THE TASK
Every entry must be given again exactly.

Figure data in JSON
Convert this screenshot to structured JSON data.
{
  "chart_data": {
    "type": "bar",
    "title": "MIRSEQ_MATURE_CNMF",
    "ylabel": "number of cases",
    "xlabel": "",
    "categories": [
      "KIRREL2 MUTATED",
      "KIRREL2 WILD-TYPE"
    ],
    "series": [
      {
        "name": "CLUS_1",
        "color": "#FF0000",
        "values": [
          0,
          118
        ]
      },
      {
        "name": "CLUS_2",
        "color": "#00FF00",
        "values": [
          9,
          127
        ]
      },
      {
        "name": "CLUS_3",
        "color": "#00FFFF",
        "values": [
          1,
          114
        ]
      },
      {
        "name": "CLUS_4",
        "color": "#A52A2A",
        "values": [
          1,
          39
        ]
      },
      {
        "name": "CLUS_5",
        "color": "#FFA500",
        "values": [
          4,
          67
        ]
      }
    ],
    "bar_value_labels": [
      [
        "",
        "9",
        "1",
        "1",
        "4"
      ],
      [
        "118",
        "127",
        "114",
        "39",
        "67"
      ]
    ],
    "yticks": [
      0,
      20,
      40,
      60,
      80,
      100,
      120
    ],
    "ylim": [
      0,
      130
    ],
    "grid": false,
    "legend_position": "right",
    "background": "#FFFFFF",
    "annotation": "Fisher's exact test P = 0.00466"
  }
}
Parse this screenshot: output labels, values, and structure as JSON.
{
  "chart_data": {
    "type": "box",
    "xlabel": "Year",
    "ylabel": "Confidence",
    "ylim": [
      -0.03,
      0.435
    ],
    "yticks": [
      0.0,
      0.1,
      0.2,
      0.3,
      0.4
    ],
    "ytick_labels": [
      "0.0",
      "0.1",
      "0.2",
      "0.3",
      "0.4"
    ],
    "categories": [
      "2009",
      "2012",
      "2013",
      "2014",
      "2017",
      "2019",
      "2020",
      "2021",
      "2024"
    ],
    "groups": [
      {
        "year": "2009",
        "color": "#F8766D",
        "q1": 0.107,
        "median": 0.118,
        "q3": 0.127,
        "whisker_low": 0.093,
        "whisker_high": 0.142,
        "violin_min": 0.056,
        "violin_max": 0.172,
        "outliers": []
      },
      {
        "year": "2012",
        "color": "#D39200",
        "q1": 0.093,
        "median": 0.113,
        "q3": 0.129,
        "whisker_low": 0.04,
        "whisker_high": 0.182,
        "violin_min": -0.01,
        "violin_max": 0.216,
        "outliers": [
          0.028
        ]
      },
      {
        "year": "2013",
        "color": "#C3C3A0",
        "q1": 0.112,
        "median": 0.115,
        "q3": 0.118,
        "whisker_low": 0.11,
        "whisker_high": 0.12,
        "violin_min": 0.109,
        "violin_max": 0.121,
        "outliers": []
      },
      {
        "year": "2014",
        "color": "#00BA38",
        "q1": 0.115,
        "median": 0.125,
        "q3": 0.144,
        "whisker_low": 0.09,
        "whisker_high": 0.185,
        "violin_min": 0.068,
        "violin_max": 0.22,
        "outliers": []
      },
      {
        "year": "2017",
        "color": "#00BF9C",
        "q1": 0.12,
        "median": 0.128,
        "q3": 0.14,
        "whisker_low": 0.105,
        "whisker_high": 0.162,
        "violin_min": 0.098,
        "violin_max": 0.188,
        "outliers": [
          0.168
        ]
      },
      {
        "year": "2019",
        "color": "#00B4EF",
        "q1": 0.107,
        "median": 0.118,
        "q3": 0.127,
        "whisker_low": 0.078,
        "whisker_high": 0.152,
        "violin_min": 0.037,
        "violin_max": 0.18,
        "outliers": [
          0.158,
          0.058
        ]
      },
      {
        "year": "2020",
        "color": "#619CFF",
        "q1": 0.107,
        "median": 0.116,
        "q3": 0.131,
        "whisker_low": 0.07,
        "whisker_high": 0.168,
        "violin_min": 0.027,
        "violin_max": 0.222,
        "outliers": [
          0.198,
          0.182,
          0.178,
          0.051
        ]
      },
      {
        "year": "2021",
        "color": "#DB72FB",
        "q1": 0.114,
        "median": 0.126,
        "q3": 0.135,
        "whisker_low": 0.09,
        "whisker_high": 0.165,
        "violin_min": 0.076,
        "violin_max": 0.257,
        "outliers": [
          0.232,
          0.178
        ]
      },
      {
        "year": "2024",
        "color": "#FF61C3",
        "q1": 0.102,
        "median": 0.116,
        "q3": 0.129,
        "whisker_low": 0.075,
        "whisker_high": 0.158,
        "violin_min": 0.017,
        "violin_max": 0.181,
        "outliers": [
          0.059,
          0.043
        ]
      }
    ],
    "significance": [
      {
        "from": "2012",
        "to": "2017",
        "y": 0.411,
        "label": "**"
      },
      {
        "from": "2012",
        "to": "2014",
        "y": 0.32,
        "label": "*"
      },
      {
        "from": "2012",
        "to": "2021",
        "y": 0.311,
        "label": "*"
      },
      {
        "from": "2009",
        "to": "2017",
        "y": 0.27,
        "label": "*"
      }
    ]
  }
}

SOLUTION TO THE PROBLEM
Convert this screenshot to structured JSON data.
{
  "chart_data": {
    "type": "bar",
    "title": "MIRSEQ_MATURE_CNMF",
    "ylabel": "number of cases",
    "xlabel": "",
    "categories": [
      "KIRREL2 MUTATED",
      "KIRREL2 WILD-TYPE"
    ],
    "series": [
      {
        "name": "CLUS_1",
        "color": "#FF0000",
        "values": [
          0,
          118
        ]
      },
      {
        "name": "CLUS_2",
        "color": "#00FF00",
        "values": [
          9,
          127
        ]
      },
      {
        "name": "CLUS_3",
        "color": "#00FFFF",
        "values": [
          1,
          114
        ]
      },
      {
        "name": "CLUS_4",
        "color": "#A52A2A",
        "values": [
          1,
          39
        ]
      },
      {
        "name": "CLUS_5",
        "color": "#FFA500",
        "values": [
          4,
          67
        ]
      }
    ],
    "bar_value_labels": [
      [
        "",
        "9",
        "1",
        "1",
        "4"
      ],
      [
        "118",
        "127",
        "114",
        "39",
        "67"
      ]
    ],
    "yticks": [
      0,
      20,
      40,
      60,
      80,
      100,
      120
    ],
    "ylim": [
      0,
      130
    ],
    "grid": false,
    "legend_position": "right",
    "background": "#FFFFFF",
    "annotation": "Fisher's exact test P = 0.00466"
  }
}
Parse this screenshot: output labels, values, and structure as JSON.
{
  "chart_data": {
    "type": "box",
    "xlabel": "Year",
    "ylabel": "Confidence",
    "ylim": [
      -0.03,
      0.435
    ],
    "yticks": [
      0.0,
      0.1,
      0.2,
      0.3,
      0.4
    ],
    "ytick_labels": [
      "0.0",
      "0.1",
      "0.2",
      "0.3",
      "0.4"
    ],
    "categories": [
      "2009",
      "2012",
      "2013",
      "2014",
      "2017",
      "2019",
      "2020",
      "2021",
      "2024"
    ],
    "groups": [
      {
        "year": "2009",
        "color": "#F8766D",
        "q1": 0.107,
        "median": 0.118,
        "q3": 0.127,
        "whisker_low": 0.093,
        "whisker_high": 0.142,
        "violin_min": 0.056,
        "violin_max": 0.172,
        "outliers": []
      },
      {
        "year": "2012",
        "color": "#D39200",
        "q1": 0.093,
        "median": 0.113,
        "q3": 0.129,
        "whisker_low": 0.04,
        "whisker_high": 0.182,
        "violin_min": -0.01,
        "violin_max": 0.216,
        "outliers": [
          0.028
        ]
      },
      {
        "year": "2013",
        "color": "#C3C3A0",
        "q1": 0.112,
        "median": 0.115,
        "q3": 0.118,
        "whisker_low": 0.11,
        "whisker_high": 0.12,
        "violin_min": 0.109,
        "violin_max": 0.121,
        "outliers": []
      },
      {
        "year": "2014",
        "color": "#00BA38",
        "q1": 0.115,
        "median": 0.125,
        "q3": 0.144,
        "whisker_low": 0.09,
        "whisker_high": 0.185,
        "violin_min": 0.068,
        "violin_max": 0.22,
        "outliers": []
      },
      {
        "year": "2017",
        "color": "#00BF9C",
        "q1": 0.12,
        "median": 0.128,
        "q3": 0.14,
        "whisker_low": 0.105,
        "whisker_high": 0.162,
        "violin_min": 0.098,
        "violin_max": 0.188,
        "outliers": [
          0.168
        ]
      },
      {
        "year": "2019",
        "color": "#00B4EF",
        "q1": 0.107,
        "median": 0.118,
        "q3": 0.127,
        "whisker_low": 0.078,
        "whisker_high": 0.152,
        "violin_min": 0.037,
        "violin_max": 0.18,
        "outliers": [
          0.158,
          0.058
        ]
      },
      {
        "year": "2020",
        "color": "#619CFF",
        "q1": 0.107,
        "median": 0.116,
        "q3": 0.131,
        "whisker_low": 0.07,
        "whisker_high": 0.168,
        "violin_min": 0.027,
        "violin_max": 0.222,
        "outliers": [
          0.198,
          0.182,
          0.178,
          0.051
        ]
      },
      {
        "year": "2021",
        "color": "#DB72FB",
        "q1": 0.114,
        "median": 0.126,
        "q3": 0.135,
        "whisker_low": 0.09,
        "whisker_high": 0.165,
        "violin_min": 0.076,
        "violin_max": 0.257,
        "outliers": [
          0.232,
          0.178
        ]
      },
      {
        "year": "2024",
        "color": "#FF61C3",
        "q1": 0.102,
        "median": 0.116,
        "q3": 0.129,
        "whisker_low": 0.075,
        "whisker_high": 0.158,
        "violin_min": 0.017,
        "violin_max": 0.181,
        "outliers": [
          0.059,
          0.043
        ]
      }
    ],
    "significance": [
      {
        "from": "2012",
        "to": "2017",
        "y": 0.411,
        "label": "**"
      },
      {
        "from": "2012",
        "to": "2014",
        "y": 0.32,
        "label": "*"
      },
      {
        "from": "2012",
        "to": "2021",
        "y": 0.311,
        "label": "*"
      },
      {
        "from": "2009",
        "to": "2017",
        "y": 0.27,
        "label": "*"
      }
    ]
  }
}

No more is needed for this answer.